[REQUIREMENTS] Restate the whole listing exactly.

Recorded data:
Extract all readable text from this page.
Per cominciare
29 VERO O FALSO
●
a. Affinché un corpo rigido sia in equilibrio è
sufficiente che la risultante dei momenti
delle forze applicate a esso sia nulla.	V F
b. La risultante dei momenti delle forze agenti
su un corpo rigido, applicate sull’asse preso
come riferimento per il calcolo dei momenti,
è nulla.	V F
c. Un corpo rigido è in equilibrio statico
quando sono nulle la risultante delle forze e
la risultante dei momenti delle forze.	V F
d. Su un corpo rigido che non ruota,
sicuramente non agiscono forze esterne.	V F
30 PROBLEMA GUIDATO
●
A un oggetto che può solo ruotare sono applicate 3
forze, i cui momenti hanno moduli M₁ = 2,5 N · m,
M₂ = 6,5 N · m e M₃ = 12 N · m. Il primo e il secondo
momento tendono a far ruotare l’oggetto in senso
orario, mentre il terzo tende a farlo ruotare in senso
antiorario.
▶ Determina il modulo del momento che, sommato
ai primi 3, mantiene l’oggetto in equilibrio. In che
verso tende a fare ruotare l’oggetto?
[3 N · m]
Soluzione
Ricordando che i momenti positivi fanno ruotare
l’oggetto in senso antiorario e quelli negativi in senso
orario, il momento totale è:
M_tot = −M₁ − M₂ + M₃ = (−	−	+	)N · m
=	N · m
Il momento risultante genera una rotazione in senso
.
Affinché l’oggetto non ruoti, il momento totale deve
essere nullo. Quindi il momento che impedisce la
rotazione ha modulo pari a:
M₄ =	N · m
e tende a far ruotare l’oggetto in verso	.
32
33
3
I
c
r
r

[RESULT OF THE EXERCISE]
Extract all readable text from this page.
Per cominciare
29 VERO O FALSO
●
a. Affinché un corpo rigido sia in equilibrio è
sufficiente che la risultante dei momenti
delle forze applicate a esso sia nulla.	V F
b. La risultante dei momenti delle forze agenti
su un corpo rigido, applicate sull’asse preso
come riferimento per il calcolo dei momenti,
è nulla.	V F
c. Un corpo rigido è in equilibrio statico
quando sono nulle la risultante delle forze e
la risultante dei momenti delle forze.	V F
d. Su un corpo rigido che non ruota,
sicuramente non agiscono forze esterne.	V F
30 PROBLEMA GUIDATO
●
A un oggetto che può solo ruotare sono applicate 3
forze, i cui momenti hanno moduli M₁ = 2,5 N · m,
M₂ = 6,5 N · m e M₃ = 12 N · m. Il primo e il secondo
momento tendono a far ruotare l’oggetto in senso
orario, mentre il terzo tende a farlo ruotare in senso
antiorario.
▶ Determina il modulo del momento che, sommato
ai primi 3, mantiene l’oggetto in equilibrio. In che
verso tende a fare ruotare l’oggetto?
[3 N · m]
Soluzione
Ricordando che i momenti positivi fanno ruotare
l’oggetto in senso antiorario e quelli negativi in senso
orario, il momento totale è:
M_tot = −M₁ − M₂ + M₃ = (−	−	+	)N · m
=	N · m
Il momento risultante genera una rotazione in senso
.
Affinché l’oggetto non ruoti, il momento totale deve
essere nullo. Quindi il momento che impedisce la
rotazione ha modulo pari a:
M₄ =	N · m
e tende a far ruotare l’oggetto in verso	.
32
33
3
I
c
r
r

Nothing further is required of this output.